▸ EXTRACT PROVIDED
----

Re: [DISCUSS] FLIP-399: Flink Connector Doris

2024-03-05 Thread Jing Ge
Hi Di,

Thanks for your proposal. +1 for the contribution. I'd like to know your
thoughts about the following questions:

1. According to your clarification of the exactly-once, thanks for it BTW,
no PreCommitTopology is required. Does it make sense to let DorisSink[1]
implement SupportsCommitter, since the TwoPhaseCommittingSink is
deprecated[2] before turning the Doris connector into a Flink connector?
2. OLAP engines are commonly used as the tail/downstream of a data pipeline
to support further e.g. ad-hoc query or cube with feasible pre-aggregation.
Just out of curiosity, would you like to share some real use cases that
will use OLAP engines as the source of a streaming data pipeline? Or it
will only be used as the source for the batch?
3. The E2E test only covered sink[3], if I am not mistaken. Would you like
to test the source in E2E too?

[1]
https://github.com/apache/doris-flink-connector/blob/43e0e5cf9b832854ea228fb093077872e3a311b6/flink-doris-connector/src/main/java/org/apache/doris/flink/sink/DorisSink.java#L55
[2]
https://cwiki.apache.org/confluence/display/FLINK/FLIP-372%3A+Enhance+and+synchronize+Sink+API+to+match+the+Source+API
[3]
https://github.com/apache/doris-flink-connector/blob/43e0e5cf9b832854ea228fb093077872e3a311b6/flink-doris-connector/src/test/java/org/apache/doris/flink/tools/cdc/MySQLDorisE2ECase.java#L96

Best regards,
Jing

On Tue, Mar 5, 2024 at 11:18 AM wudi <676366...@qq.com.invalid> wrote:

> Hi, Jeyhun Karimov.
> Thanks for your question.
>
> - How to ensure Exactly-Once?
> 1. When the Checkpoint Barrier arrives, DorisSink will trigger the
> precommit api of StreamLoad to complete the persistence of data in Doris
> (the data will not be visible at this time), and will also pass this TxnID
> to the Committer.
> 2. When this Checkpoint of the entire Job is completed, the Committer will
> call the commit api of StreamLoad and commit TxnID to complete the
> visibility of the transaction.
> 3. When the task is restarted, the Txn with successful precommit and
> failed commit will be aborted based on the label-prefix, and Doris' abort
> API will be called. (At the same time, Doris will also abort transactions
> that have not been committed for a long time)

----

▸ EXTRACTED RECORDS
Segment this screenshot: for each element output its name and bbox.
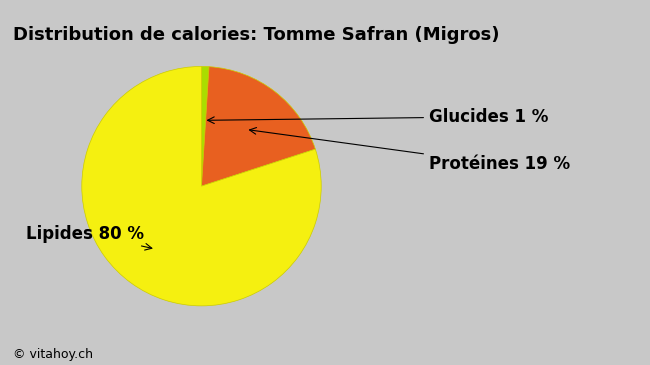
Wedge shape [202, 67, 315, 186]
Text: Glucides 1 %: Glucides 1 % [207, 108, 549, 126]
Text: Lipides 80 %: Lipides 80 % [26, 224, 152, 250]
Text: Distribution de calories: Tomme Safran (Migros): Distribution de calories: Tomme Safran (… [13, 26, 499, 43]
Wedge shape [82, 66, 321, 306]
Text: © vitahoy.ch: © vitahoy.ch [13, 348, 93, 361]
Text: Protéines 19 %: Protéines 19 % [250, 127, 570, 173]
Wedge shape [202, 66, 209, 186]
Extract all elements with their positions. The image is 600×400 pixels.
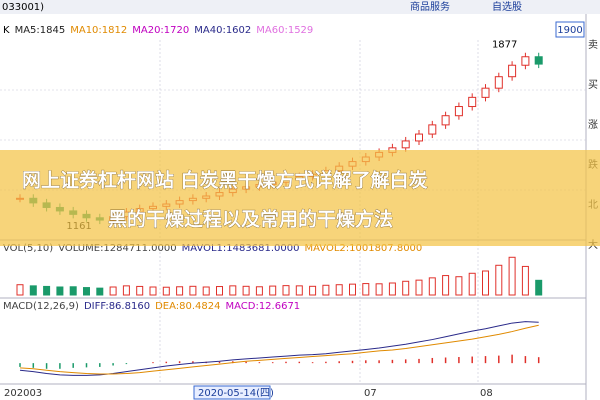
legend-label: MA20:1720 [132,25,189,36]
volume-bar [29,285,37,296]
time: 1900 [557,25,582,36]
candle [401,140,410,149]
volume-bar [442,275,450,296]
legend-label: MA40:1602 [194,25,251,36]
date-box [193,385,271,400]
volume-bar [109,286,117,296]
candle [481,87,490,98]
candle [534,56,543,65]
volume-bar [335,284,343,296]
volume-bar [189,285,197,296]
axis-label: 08 [480,388,493,399]
volume-bar [468,272,476,296]
candle [428,124,437,135]
candle [494,76,503,89]
legend-label: MA5:1845 [15,25,66,36]
candle [454,106,463,117]
volume-bar [295,285,303,296]
stock-code: 033001) [2,2,44,13]
legend-label: VOLUME:1284711.0000 [58,243,176,254]
volume-bar [242,285,250,296]
legend-label: VOL(5,10) [3,243,53,254]
side-button[interactable]: 买 [588,79,598,91]
volume-bar [96,287,104,296]
legend-label: DEA:80.4824 [155,301,220,312]
volume-bar [16,284,24,296]
volume-bar [508,256,516,296]
volume-bar [269,285,277,296]
volume-bar [122,285,130,296]
volume-bar [375,283,383,296]
volume-bar [202,286,210,296]
volume-bar [176,286,184,296]
volume-bar [455,276,463,296]
top-bar [0,0,600,14]
volume-bar [388,282,396,296]
macd-line-diff [19,321,539,376]
volume-bar [43,285,51,296]
axis-label: 2020-05-14(四) [198,388,274,399]
volume-bar [216,286,223,296]
volume-bar [482,270,489,296]
legend-label: MAVOL2:1001807.8000 [304,243,422,254]
volume-bar [229,285,237,296]
volume-bar [428,277,436,296]
banner-text: 黑的干燥过程以及常用的干燥方法 [108,208,393,231]
candle [441,115,450,126]
legend-label: MAVOL1:1483681.0000 [182,243,300,254]
volume-bar [136,285,144,296]
legend-label: MACD(12,26,9) [3,301,79,312]
legend-label: MACD:12.6671 [225,301,300,312]
volume-bar [56,286,64,296]
volume-bar [69,286,77,296]
volume-bar [349,283,356,296]
volume-bar [83,287,90,296]
axis-label: 202003 [4,388,42,399]
menu-item[interactable]: 自选股 [492,0,522,13]
legend-label: DIFF:86.8160 [84,301,150,312]
axis-label: 07 [364,388,377,399]
legend-label: MA60:1529 [256,25,313,36]
time-box [555,21,585,38]
banner-bg [0,150,600,246]
volume-bar [362,283,370,296]
volume-bar [535,279,543,296]
volume-bar [415,279,423,296]
candle [415,133,423,142]
menu-item[interactable]: 商品服务 [410,0,450,13]
side-button[interactable]: 涨 [588,119,598,131]
legend-label: MA10:1812 [70,25,127,36]
volume-bar [521,265,529,296]
volume-bar [162,286,170,296]
volume-bar [402,280,410,296]
volume-bar [282,285,290,296]
volume-bar [149,286,157,296]
candle [468,96,477,108]
banner-text: 网上证券杠杆网站 白炭黑干燥方式详解了解白炭 [22,169,428,192]
side-button[interactable]: 卖 [588,39,598,51]
candle [508,64,517,78]
legend-label: K [3,25,10,36]
volume-bar [255,286,263,296]
volume-bar [322,284,330,296]
candle [521,56,530,66]
high-label: 1877 [492,40,517,51]
volume-bar [495,264,503,296]
volume-bar [309,285,317,296]
macd-line-dea [19,324,539,375]
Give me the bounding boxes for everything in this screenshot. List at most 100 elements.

----

▸ WORK INSTRUCTIONS
• A. Print the part of the Flink Connector Doris thread from "Thanks for your proposal." up to and including "for the batch?".
• B. In the Flink Connector Doris thread, which sink interface is said to be deprecated?
• C. Shorten the paragraph in the Flink Connector Doris thread that begins "How to ensure Exactly-Once?" into a brief list, keeping its main facts.

▸ ANSWERS TO EACH TASK
• A.
Thanks for your proposal. +1 for the contribution. I'd like to know your
thoughts about the following questions:

1. According to your clarification of the exactly-once, thanks for it BTW,
no PreCommitTopology is required. Does it make sense to let DorisSink[1]
implement SupportsCommitter, since the TwoPhaseCommittingSink is
deprecated[2] before turning the Doris connector into a Flink connector?
2. OLAP engines are commonly used as the tail/downstream of a data pipeline
to support further e.g. ad-hoc query or cube with feasible pre-aggregation.
Just out of curiosity, would you like to share some real use cases that
will use OLAP engines as the source of a streaming data pipeline? Or it
will only be used as the source for the batch?

• B. TwoPhaseCommittingSink

• C.
- When the checkpoint barrier arrives, DorisSink calls StreamLoad's precommit API. This saves the data in Doris, where it is not yet visible, and passes the TxnID to the Committer.
- Once the checkpoint of the whole job is done, the Committer calls StreamLoad's commit API with the TxnID, which makes the transaction visible.
- On restart, transactions that were precommitted but failed to commit are aborted by label-prefix through Doris' abort API.
- Doris also aborts transactions left uncommitted for a long time.